WHAT YOU HAVE TO DO
Type out the complete listing below word for word, without its pictures.

DATA SECTION
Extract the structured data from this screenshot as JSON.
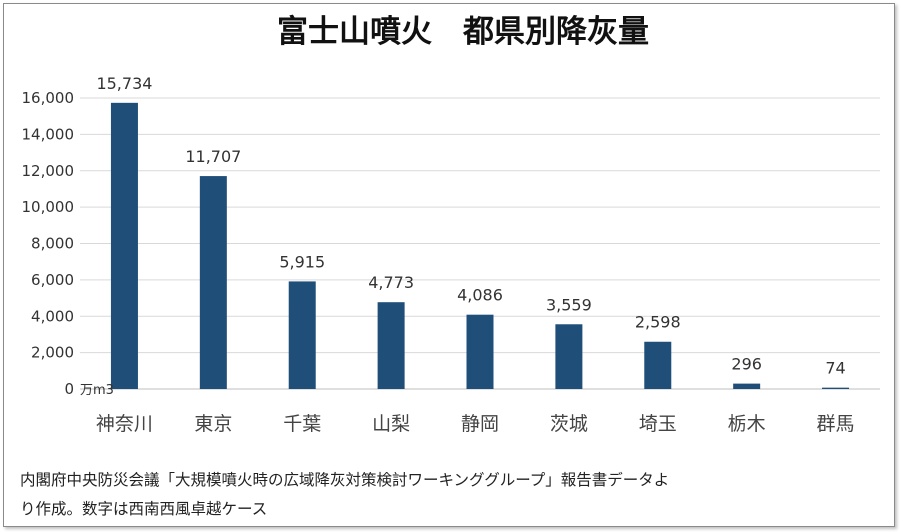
{
  "chart_data": {
    "type": "bar",
    "title": "富士山噴火　都県別降灰量",
    "xlabel": "",
    "ylabel": "",
    "unit": "万m3",
    "categories": [
      "神奈川",
      "東京",
      "千葉",
      "山梨",
      "静岡",
      "茨城",
      "埼玉",
      "栃木",
      "群馬"
    ],
    "values": [
      15734,
      11707,
      5915,
      4773,
      4086,
      3559,
      2598,
      296,
      74
    ],
    "value_labels": [
      "15,734",
      "11,707",
      "5,915",
      "4,773",
      "4,086",
      "3,559",
      "2,598",
      "296",
      "74"
    ],
    "ylim": [
      0,
      16000
    ],
    "yticks": [
      0,
      2000,
      4000,
      6000,
      8000,
      10000,
      12000,
      14000,
      16000
    ],
    "ytick_labels": [
      "0",
      "2,000",
      "4,000",
      "6,000",
      "8,000",
      "10,000",
      "12,000",
      "14,000",
      "16,000"
    ],
    "grid": true,
    "legend": false,
    "bar_color": "#1f4e79"
  },
  "note": {
    "line1": "内閣府中央防災会議「大規模噴火時の広域降灰対策検討ワーキンググループ」報告書データよ",
    "line2": "り作成。数字は西南西風卓越ケース"
  }
}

WRITTEN REPLY
Extract the structured data from this screenshot as JSON.
{
  "chart_data": {
    "type": "bar",
    "title": "富士山噴火　都県別降灰量",
    "xlabel": "",
    "ylabel": "",
    "unit": "万m3",
    "categories": [
      "神奈川",
      "東京",
      "千葉",
      "山梨",
      "静岡",
      "茨城",
      "埼玉",
      "栃木",
      "群馬"
    ],
    "values": [
      15734,
      11707,
      5915,
      4773,
      4086,
      3559,
      2598,
      296,
      74
    ],
    "value_labels": [
      "15,734",
      "11,707",
      "5,915",
      "4,773",
      "4,086",
      "3,559",
      "2,598",
      "296",
      "74"
    ],
    "ylim": [
      0,
      16000
    ],
    "yticks": [
      0,
      2000,
      4000,
      6000,
      8000,
      10000,
      12000,
      14000,
      16000
    ],
    "ytick_labels": [
      "0",
      "2,000",
      "4,000",
      "6,000",
      "8,000",
      "10,000",
      "12,000",
      "14,000",
      "16,000"
    ],
    "grid": true,
    "legend": false,
    "bar_color": "#1f4e79"
  },
  "note": {
    "line1": "内閣府中央防災会議「大規模噴火時の広域降灰対策検討ワーキンググループ」報告書データよ",
    "line2": "り作成。数字は西南西風卓越ケース"
  }
}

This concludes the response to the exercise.